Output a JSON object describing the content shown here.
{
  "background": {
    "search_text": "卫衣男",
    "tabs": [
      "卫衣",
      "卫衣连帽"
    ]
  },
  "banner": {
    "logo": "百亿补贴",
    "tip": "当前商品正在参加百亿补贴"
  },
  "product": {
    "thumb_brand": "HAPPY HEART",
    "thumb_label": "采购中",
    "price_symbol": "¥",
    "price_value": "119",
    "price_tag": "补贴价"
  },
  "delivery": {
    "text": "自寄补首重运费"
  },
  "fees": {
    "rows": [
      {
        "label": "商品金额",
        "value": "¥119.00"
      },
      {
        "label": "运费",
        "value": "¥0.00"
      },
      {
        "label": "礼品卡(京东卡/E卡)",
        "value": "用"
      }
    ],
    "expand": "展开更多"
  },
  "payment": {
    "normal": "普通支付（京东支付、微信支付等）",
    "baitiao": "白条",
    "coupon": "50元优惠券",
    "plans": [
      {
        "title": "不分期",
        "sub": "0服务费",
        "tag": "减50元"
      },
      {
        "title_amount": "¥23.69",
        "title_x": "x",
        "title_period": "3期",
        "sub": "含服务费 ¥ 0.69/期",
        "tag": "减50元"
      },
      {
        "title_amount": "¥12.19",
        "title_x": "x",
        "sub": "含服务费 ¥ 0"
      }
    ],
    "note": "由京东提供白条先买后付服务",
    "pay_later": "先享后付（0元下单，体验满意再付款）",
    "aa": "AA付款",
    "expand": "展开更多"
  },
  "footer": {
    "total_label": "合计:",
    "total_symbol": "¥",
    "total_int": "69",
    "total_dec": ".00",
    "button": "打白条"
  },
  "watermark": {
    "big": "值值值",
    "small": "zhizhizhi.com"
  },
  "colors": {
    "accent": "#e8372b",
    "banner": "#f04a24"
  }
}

---------------

● **Exercise objective**
Type out the whole listing above again, exactly as it stands.

● **The output**
Output a JSON object describing the content shown here.
{
  "background": {
    "search_text": "卫衣男",
    "tabs": [
      "卫衣",
      "卫衣连帽"
    ]
  },
  "banner": {
    "logo": "百亿补贴",
    "tip": "当前商品正在参加百亿补贴"
  },
  "product": {
    "thumb_brand": "HAPPY HEART",
    "thumb_label": "采购中",
    "price_symbol": "¥",
    "price_value": "119",
    "price_tag": "补贴价"
  },
  "delivery": {
    "text": "自寄补首重运费"
  },
  "fees": {
    "rows": [
      {
        "label": "商品金额",
        "value": "¥119.00"
      },
      {
        "label": "运费",
        "value": "¥0.00"
      },
      {
        "label": "礼品卡(京东卡/E卡)",
        "value": "用"
      }
    ],
    "expand": "展开更多"
  },
  "payment": {
    "normal": "普通支付（京东支付、微信支付等）",
    "baitiao": "白条",
    "coupon": "50元优惠券",
    "plans": [
      {
        "title": "不分期",
        "sub": "0服务费",
        "tag": "减50元"
      },
      {
        "title_amount": "¥23.69",
        "title_x": "x",
        "title_period": "3期",
        "sub": "含服务费 ¥ 0.69/期",
        "tag": "减50元"
      },
      {
        "title_amount": "¥12.19",
        "title_x": "x",
        "sub": "含服务费 ¥ 0"
      }
    ],
    "note": "由京东提供白条先买后付服务",
    "pay_later": "先享后付（0元下单，体验满意再付款）",
    "aa": "AA付款",
    "expand": "展开更多"
  },
  "footer": {
    "total_label": "合计:",
    "total_symbol": "¥",
    "total_int": "69",
    "total_dec": ".00",
    "button": "打白条"
  },
  "watermark": {
    "big": "值值值",
    "small": "zhizhizhi.com"
  },
  "colors": {
    "accent": "#e8372b",
    "banner": "#f04a24"
  }
}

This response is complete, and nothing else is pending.